Collected data:
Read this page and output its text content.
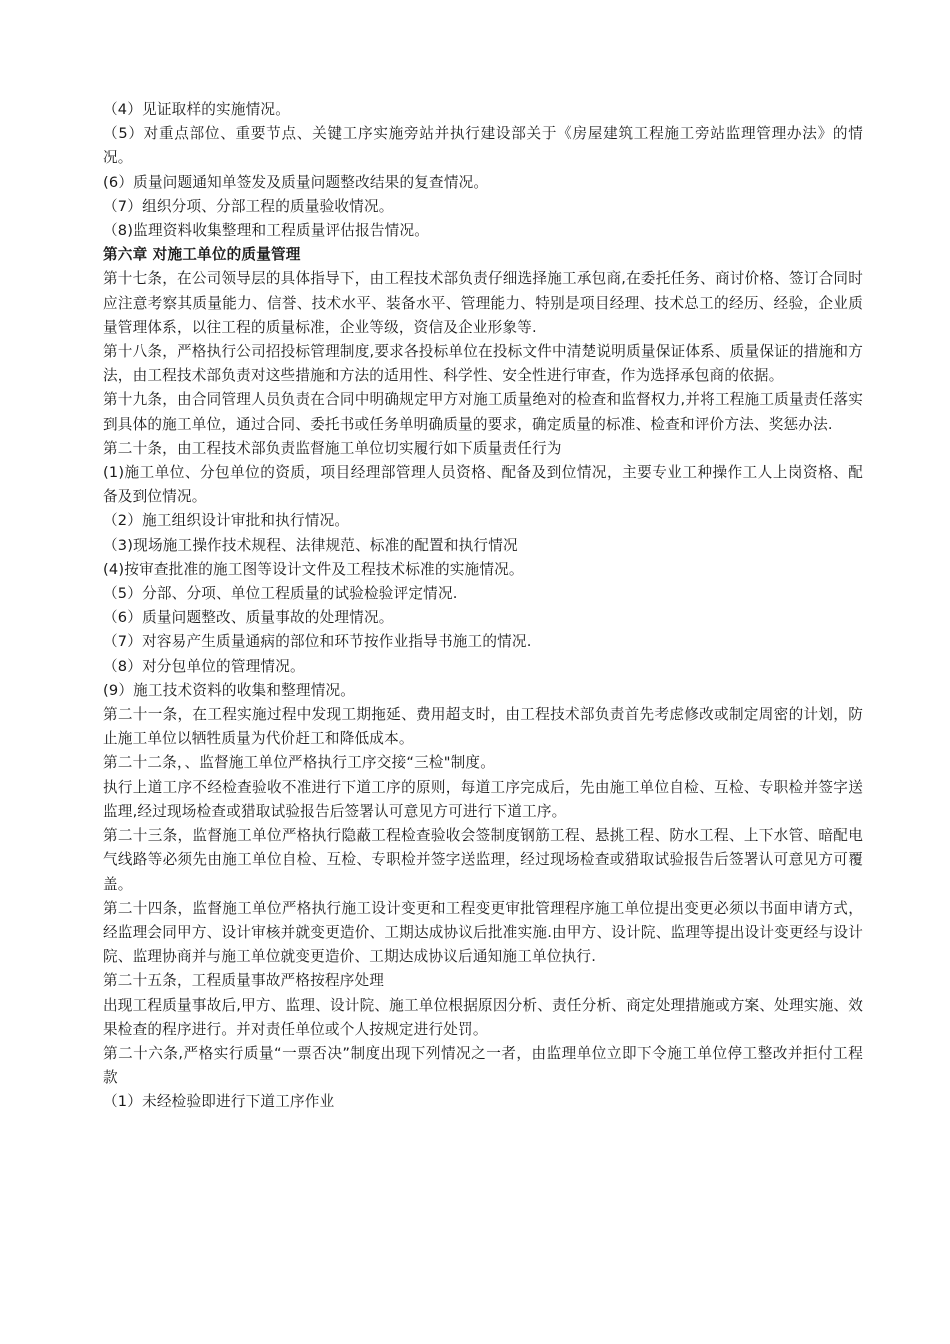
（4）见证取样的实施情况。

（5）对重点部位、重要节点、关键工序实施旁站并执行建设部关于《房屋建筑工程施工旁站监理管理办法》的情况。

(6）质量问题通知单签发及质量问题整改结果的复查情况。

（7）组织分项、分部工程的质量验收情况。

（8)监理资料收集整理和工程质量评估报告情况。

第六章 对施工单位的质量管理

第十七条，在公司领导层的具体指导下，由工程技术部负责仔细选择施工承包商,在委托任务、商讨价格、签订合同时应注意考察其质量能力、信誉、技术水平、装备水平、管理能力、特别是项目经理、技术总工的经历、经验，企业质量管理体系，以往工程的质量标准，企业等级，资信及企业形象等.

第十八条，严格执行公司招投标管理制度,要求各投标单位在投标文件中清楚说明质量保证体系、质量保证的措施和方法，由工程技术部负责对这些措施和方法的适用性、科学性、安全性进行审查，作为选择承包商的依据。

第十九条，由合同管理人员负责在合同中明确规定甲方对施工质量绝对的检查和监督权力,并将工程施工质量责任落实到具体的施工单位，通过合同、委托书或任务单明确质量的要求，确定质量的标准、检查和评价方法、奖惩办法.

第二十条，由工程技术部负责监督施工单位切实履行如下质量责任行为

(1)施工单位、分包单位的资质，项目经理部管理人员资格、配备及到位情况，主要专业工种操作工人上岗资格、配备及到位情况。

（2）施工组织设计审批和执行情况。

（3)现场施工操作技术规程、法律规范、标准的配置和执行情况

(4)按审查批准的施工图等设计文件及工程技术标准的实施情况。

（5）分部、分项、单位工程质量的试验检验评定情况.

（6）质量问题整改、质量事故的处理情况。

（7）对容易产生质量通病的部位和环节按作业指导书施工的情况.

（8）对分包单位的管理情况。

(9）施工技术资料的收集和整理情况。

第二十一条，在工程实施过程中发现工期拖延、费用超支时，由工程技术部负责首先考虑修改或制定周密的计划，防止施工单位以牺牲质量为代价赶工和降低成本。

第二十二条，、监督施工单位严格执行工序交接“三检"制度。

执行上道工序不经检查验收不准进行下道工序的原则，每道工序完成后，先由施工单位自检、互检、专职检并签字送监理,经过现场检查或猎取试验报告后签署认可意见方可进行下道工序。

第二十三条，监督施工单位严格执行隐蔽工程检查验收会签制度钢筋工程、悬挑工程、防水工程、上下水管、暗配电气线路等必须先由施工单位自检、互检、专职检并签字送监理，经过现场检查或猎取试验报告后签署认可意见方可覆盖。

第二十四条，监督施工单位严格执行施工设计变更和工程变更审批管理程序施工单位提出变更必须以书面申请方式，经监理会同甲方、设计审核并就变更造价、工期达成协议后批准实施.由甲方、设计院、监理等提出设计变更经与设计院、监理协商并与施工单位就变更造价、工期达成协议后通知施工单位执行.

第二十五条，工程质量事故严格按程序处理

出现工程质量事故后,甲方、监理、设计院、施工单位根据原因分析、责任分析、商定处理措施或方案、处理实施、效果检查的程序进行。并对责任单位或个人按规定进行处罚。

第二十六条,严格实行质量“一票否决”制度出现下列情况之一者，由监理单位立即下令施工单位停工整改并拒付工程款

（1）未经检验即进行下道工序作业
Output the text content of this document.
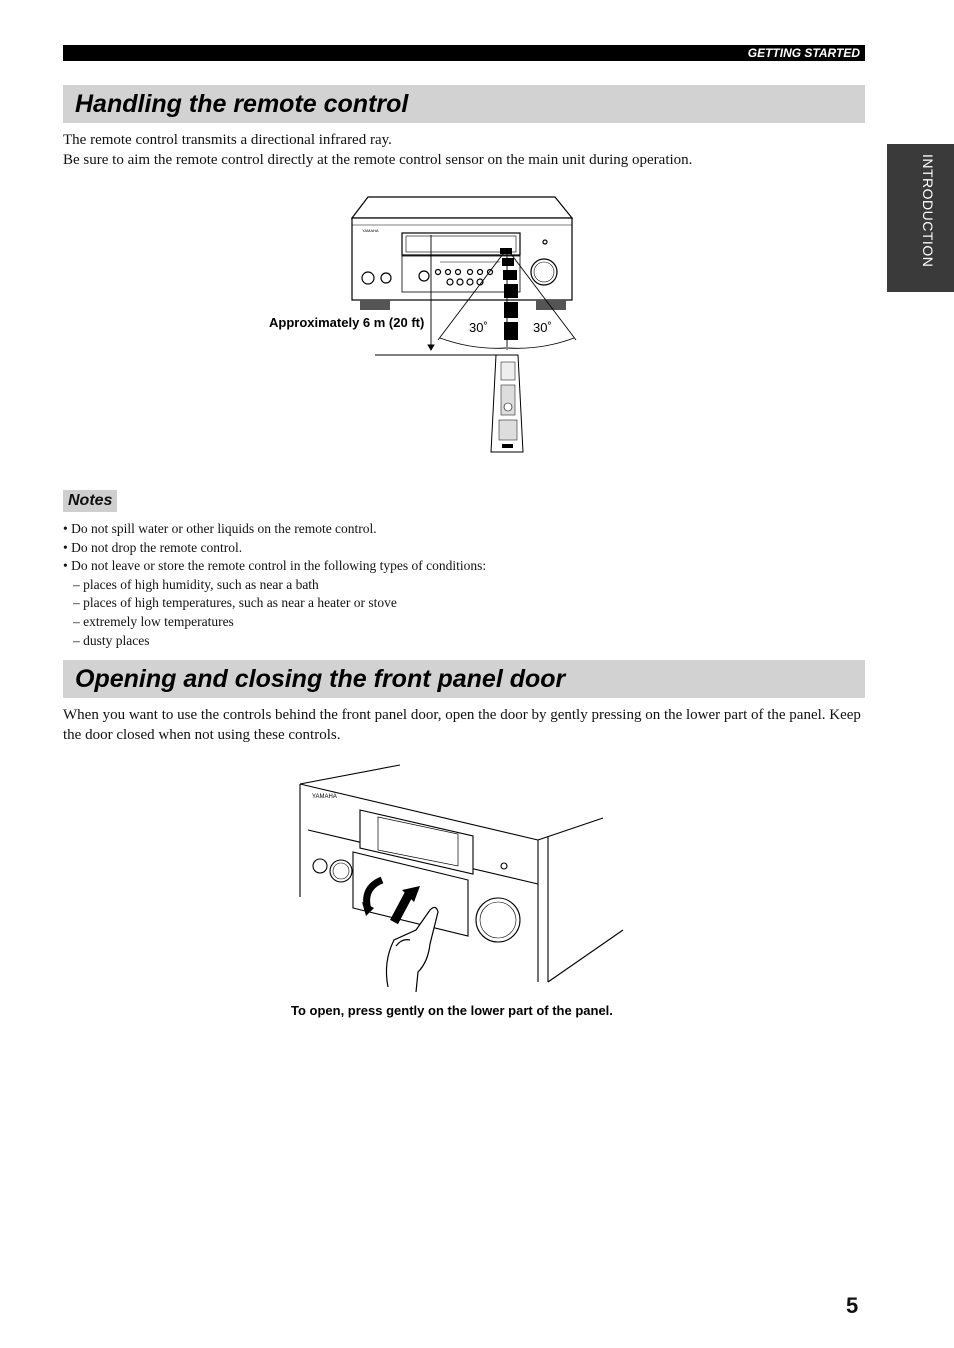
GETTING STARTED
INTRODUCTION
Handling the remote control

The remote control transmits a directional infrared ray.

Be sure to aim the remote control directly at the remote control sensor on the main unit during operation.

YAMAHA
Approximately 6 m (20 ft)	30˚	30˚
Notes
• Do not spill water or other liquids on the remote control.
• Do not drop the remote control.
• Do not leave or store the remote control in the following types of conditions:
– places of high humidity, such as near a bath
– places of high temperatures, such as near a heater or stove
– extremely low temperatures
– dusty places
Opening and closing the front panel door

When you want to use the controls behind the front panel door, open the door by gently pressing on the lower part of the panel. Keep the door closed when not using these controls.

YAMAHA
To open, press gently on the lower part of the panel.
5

---

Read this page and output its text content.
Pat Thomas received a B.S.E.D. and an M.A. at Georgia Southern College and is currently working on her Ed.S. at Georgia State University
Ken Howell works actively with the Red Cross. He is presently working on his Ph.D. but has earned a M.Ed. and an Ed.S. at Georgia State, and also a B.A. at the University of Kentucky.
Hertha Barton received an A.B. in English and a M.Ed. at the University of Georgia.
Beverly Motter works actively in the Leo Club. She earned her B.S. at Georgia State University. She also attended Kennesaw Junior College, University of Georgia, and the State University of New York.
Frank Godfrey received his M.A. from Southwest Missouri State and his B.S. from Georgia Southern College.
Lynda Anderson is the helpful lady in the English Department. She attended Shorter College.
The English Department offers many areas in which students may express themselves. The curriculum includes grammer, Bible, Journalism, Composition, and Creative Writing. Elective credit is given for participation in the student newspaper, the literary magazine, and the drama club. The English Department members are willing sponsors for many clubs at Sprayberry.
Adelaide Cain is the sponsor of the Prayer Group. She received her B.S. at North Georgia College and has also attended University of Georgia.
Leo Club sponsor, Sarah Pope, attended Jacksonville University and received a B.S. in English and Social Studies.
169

==

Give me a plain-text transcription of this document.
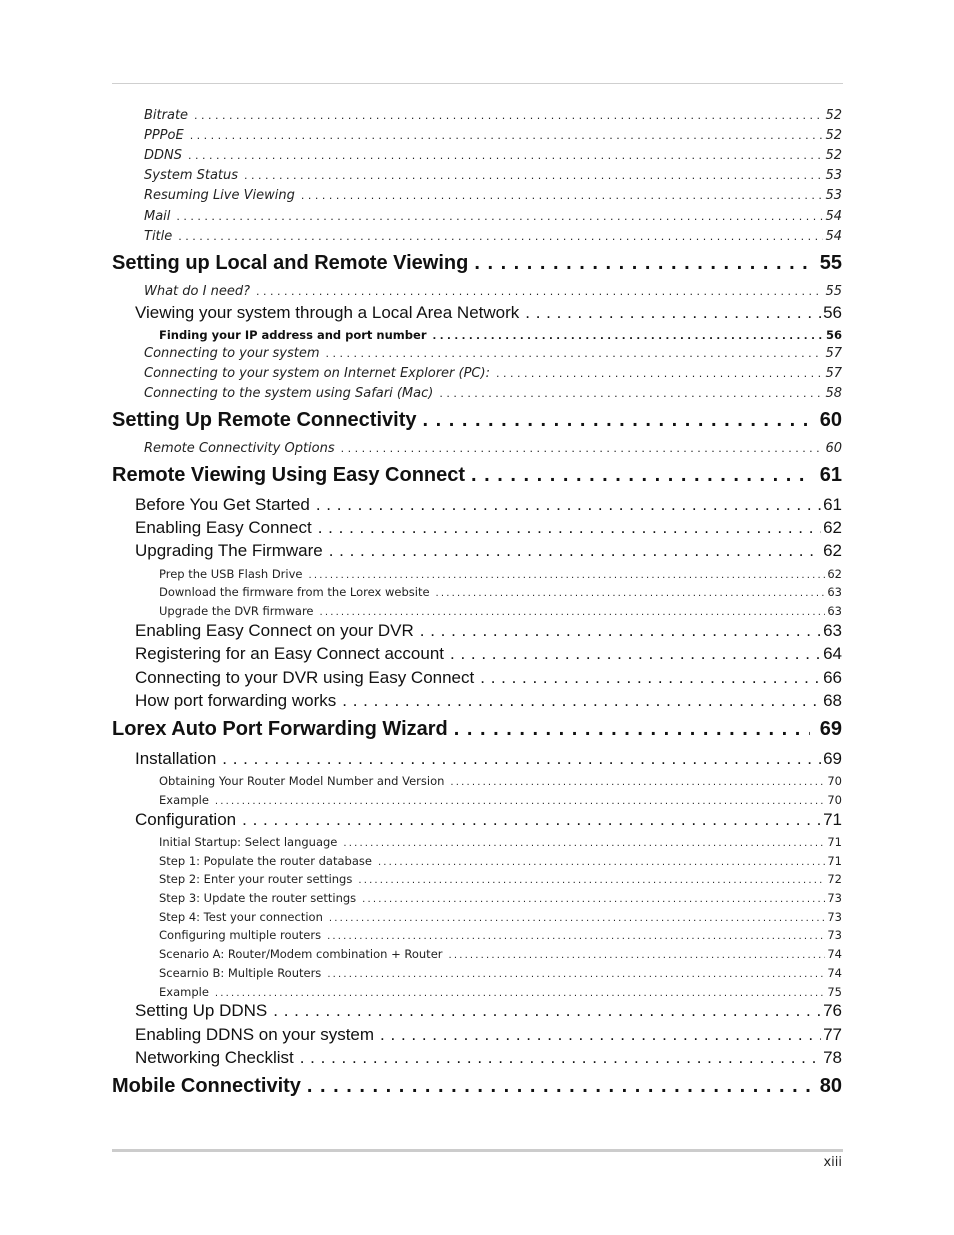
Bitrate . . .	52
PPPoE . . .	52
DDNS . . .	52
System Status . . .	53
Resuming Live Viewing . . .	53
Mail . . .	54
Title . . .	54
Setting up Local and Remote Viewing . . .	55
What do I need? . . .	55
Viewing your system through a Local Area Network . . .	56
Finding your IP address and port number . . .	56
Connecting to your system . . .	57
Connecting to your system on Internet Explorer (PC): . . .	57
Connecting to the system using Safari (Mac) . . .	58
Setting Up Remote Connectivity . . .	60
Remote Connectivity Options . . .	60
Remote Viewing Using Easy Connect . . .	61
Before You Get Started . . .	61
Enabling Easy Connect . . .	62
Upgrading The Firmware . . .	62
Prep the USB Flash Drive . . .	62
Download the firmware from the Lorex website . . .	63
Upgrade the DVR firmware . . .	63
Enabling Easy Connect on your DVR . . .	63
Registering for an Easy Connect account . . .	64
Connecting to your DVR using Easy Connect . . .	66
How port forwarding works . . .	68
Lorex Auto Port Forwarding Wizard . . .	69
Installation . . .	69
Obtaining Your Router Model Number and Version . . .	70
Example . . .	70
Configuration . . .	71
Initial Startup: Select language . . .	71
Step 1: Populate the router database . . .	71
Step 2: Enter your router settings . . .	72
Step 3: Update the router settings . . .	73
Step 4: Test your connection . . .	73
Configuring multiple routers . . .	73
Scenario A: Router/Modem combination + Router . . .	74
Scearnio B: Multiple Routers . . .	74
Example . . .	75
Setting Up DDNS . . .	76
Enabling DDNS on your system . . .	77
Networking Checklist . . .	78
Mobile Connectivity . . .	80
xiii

Task description:
Check each line above for the word "Enabling", and copy the lines where it appears.

Response:
Enabling Easy Connect . . .	62
Enabling Easy Connect on your DVR . . .	63
Enabling DDNS on your system . . .	77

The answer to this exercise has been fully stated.